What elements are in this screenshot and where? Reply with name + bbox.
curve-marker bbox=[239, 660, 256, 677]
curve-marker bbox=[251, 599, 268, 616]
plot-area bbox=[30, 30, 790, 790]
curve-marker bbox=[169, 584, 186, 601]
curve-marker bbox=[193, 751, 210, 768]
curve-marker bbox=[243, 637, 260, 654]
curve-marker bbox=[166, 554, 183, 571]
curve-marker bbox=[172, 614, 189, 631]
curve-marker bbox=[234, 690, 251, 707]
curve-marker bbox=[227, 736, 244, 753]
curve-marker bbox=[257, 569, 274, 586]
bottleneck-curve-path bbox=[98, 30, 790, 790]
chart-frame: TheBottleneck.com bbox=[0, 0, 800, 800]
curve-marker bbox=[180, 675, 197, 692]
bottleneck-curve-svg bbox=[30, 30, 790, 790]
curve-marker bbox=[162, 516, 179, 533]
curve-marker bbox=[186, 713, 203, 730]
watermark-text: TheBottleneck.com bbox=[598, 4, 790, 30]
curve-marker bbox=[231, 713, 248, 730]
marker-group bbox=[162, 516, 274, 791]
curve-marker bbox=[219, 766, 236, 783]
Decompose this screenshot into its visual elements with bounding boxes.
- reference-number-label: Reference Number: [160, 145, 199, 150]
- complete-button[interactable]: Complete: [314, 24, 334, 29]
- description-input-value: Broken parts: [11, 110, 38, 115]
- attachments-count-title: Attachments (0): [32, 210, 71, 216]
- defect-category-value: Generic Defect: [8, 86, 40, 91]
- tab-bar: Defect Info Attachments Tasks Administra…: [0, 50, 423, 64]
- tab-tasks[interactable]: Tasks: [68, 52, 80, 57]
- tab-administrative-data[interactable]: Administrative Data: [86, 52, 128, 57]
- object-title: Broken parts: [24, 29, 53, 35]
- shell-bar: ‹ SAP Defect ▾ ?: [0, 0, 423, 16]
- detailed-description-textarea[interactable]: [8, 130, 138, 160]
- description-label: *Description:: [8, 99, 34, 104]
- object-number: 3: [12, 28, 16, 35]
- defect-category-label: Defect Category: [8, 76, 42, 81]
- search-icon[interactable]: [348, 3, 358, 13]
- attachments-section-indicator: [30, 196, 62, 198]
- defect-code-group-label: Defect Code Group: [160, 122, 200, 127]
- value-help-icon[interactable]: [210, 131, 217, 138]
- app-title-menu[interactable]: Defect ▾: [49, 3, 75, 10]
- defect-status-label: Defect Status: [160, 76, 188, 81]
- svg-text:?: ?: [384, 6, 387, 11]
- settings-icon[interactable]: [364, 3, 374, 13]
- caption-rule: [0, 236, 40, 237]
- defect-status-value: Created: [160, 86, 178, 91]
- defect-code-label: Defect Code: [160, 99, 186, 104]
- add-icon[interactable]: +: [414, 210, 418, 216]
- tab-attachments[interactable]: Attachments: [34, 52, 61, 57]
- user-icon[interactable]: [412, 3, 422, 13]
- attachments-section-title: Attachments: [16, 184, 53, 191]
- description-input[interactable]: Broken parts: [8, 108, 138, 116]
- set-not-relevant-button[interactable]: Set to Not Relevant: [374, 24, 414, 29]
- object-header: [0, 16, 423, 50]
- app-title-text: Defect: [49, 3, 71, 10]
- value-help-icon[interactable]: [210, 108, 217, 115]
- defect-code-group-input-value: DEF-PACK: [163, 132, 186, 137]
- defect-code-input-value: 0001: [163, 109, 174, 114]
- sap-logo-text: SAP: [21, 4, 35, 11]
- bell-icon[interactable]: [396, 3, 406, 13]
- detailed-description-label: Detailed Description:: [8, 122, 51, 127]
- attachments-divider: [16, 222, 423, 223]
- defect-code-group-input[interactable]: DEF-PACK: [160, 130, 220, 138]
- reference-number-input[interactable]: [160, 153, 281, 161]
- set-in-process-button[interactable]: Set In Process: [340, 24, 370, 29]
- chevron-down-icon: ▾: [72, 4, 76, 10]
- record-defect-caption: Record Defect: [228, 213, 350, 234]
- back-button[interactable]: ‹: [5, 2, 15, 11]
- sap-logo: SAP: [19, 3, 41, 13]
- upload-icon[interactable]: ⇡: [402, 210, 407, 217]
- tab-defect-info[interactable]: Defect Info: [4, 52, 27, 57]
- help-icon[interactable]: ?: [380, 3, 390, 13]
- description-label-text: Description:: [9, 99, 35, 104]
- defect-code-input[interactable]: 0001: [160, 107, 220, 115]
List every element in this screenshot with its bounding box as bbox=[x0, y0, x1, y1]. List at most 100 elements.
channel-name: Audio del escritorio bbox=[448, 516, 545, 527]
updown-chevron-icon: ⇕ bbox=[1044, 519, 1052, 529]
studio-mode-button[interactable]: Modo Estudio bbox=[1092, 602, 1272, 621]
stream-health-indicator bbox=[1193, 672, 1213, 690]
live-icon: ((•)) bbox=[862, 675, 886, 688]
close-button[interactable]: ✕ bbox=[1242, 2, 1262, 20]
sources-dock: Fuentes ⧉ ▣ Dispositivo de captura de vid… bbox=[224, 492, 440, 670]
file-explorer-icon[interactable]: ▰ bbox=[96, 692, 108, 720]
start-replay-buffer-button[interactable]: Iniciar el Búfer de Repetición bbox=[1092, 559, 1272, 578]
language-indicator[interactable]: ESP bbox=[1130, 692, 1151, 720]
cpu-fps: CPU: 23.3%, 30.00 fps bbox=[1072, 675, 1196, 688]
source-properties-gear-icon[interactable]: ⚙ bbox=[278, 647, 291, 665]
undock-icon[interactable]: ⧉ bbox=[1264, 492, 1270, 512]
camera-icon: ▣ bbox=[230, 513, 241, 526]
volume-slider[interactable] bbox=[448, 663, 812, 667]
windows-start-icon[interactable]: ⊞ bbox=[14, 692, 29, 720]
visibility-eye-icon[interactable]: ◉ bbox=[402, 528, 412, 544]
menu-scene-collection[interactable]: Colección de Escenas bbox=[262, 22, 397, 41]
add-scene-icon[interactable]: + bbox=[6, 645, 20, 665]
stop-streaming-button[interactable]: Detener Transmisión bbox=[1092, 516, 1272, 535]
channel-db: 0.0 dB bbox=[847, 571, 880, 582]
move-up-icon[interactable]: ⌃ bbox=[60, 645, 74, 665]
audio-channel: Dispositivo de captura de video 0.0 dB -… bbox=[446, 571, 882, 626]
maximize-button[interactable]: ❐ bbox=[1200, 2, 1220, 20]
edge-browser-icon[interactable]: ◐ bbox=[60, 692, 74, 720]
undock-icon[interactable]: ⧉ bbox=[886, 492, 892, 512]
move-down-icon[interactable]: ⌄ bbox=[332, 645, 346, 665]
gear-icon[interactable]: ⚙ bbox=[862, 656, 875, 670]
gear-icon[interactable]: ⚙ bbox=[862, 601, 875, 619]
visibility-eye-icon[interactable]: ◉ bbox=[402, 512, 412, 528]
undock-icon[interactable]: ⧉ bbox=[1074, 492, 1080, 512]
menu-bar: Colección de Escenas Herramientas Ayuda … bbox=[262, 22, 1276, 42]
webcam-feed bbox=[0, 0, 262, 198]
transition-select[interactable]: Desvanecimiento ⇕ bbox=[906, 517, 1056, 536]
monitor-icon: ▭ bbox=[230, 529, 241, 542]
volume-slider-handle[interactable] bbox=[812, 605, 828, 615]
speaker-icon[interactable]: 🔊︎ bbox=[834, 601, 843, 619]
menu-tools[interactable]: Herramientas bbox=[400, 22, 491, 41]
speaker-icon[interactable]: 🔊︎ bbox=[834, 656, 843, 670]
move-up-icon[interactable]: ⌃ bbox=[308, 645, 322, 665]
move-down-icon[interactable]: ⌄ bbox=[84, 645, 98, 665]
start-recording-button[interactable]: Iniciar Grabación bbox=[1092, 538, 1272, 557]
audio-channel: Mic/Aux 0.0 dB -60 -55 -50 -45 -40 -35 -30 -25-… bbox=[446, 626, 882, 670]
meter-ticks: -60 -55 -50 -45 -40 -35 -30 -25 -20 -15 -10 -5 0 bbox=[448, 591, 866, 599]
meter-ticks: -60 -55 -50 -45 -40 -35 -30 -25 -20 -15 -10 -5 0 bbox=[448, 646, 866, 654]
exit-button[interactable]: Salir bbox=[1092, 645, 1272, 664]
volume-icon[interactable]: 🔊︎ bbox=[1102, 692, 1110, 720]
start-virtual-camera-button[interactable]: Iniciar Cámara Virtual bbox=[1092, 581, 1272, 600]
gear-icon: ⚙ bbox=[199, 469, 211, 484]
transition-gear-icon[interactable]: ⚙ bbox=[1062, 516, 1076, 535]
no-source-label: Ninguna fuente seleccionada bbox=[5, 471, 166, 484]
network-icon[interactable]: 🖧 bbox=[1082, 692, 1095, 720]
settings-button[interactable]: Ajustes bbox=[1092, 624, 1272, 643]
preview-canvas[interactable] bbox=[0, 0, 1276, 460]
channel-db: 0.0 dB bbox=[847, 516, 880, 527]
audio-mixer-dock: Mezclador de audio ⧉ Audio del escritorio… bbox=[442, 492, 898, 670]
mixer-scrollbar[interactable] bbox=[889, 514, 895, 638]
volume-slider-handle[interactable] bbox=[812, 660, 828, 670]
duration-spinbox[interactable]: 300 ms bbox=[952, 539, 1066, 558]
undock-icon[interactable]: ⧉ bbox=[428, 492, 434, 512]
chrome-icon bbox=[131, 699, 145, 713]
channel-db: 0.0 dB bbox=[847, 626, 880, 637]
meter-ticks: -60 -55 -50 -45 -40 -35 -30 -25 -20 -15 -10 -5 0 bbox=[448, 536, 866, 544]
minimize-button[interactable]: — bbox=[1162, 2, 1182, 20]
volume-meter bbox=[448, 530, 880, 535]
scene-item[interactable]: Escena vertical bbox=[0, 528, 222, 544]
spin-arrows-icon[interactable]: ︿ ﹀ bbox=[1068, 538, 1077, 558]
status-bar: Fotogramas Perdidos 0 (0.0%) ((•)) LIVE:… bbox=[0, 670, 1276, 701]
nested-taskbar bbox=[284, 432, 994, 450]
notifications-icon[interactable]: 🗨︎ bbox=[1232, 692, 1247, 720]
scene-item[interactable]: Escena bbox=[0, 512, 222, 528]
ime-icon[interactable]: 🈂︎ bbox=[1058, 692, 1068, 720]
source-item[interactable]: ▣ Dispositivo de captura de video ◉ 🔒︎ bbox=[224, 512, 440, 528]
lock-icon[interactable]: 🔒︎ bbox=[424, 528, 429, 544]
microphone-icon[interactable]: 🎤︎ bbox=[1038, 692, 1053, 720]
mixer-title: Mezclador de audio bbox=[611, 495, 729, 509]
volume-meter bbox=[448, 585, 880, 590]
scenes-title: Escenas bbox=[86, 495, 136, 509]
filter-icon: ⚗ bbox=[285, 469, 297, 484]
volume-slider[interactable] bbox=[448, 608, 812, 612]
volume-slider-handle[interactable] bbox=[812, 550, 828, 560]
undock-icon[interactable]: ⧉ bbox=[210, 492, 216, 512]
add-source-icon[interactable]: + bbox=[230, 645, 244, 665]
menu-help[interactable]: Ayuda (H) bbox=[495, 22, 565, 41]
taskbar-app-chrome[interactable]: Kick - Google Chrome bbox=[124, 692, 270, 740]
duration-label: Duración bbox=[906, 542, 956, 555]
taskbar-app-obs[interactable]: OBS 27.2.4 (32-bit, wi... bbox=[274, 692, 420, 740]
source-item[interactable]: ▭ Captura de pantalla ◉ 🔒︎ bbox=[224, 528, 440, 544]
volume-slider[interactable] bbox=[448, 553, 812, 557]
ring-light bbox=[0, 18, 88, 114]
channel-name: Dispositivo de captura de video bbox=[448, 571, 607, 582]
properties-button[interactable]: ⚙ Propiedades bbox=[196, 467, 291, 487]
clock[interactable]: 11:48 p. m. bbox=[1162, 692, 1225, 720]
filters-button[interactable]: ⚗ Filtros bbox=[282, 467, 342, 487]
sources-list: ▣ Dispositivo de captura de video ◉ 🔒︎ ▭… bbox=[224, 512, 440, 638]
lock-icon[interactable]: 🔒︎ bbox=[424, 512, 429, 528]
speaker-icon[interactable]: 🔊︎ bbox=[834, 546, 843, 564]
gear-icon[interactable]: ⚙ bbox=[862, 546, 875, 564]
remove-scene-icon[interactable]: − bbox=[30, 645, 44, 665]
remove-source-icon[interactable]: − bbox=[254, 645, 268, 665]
-*-
SHORT PROBLEM: Duplicate the part of the listing above that opens with its first line and closes with the line containing "- shell-bar: ‹", including both ends.

CORRECT RESPONSE:
What elements are in this screenshot and where? Reply with name + bbox.
curve-marker bbox=[239, 660, 256, 677]
curve-marker bbox=[251, 599, 268, 616]
plot-area bbox=[30, 30, 790, 790]
curve-marker bbox=[169, 584, 186, 601]
curve-marker bbox=[193, 751, 210, 768]
curve-marker bbox=[243, 637, 260, 654]
curve-marker bbox=[166, 554, 183, 571]
curve-marker bbox=[172, 614, 189, 631]
curve-marker bbox=[234, 690, 251, 707]
curve-marker bbox=[227, 736, 244, 753]
curve-marker bbox=[257, 569, 274, 586]
bottleneck-curve-path bbox=[98, 30, 790, 790]
chart-frame: TheBottleneck.com bbox=[0, 0, 800, 800]
curve-marker bbox=[180, 675, 197, 692]
bottleneck-curve-svg bbox=[30, 30, 790, 790]
curve-marker bbox=[162, 516, 179, 533]
curve-marker bbox=[186, 713, 203, 730]
watermark-text: TheBottleneck.com bbox=[598, 4, 790, 30]
curve-marker bbox=[231, 713, 248, 730]
marker-group bbox=[162, 516, 274, 791]
curve-marker bbox=[219, 766, 236, 783]
Decompose this screenshot into its visual elements with bounding boxes.
- reference-number-label: Reference Number: [160, 145, 199, 150]
- complete-button[interactable]: Complete: [314, 24, 334, 29]
- description-input-value: Broken parts: [11, 110, 38, 115]
- attachments-count-title: Attachments (0): [32, 210, 71, 216]
- defect-category-value: Generic Defect: [8, 86, 40, 91]
- tab-bar: Defect Info Attachments Tasks Administra…: [0, 50, 423, 64]
- tab-tasks[interactable]: Tasks: [68, 52, 80, 57]
- tab-administrative-data[interactable]: Administrative Data: [86, 52, 128, 57]
- object-title: Broken parts: [24, 29, 53, 35]
- shell-bar: ‹ SAP Defect ▾ ?: [0, 0, 423, 16]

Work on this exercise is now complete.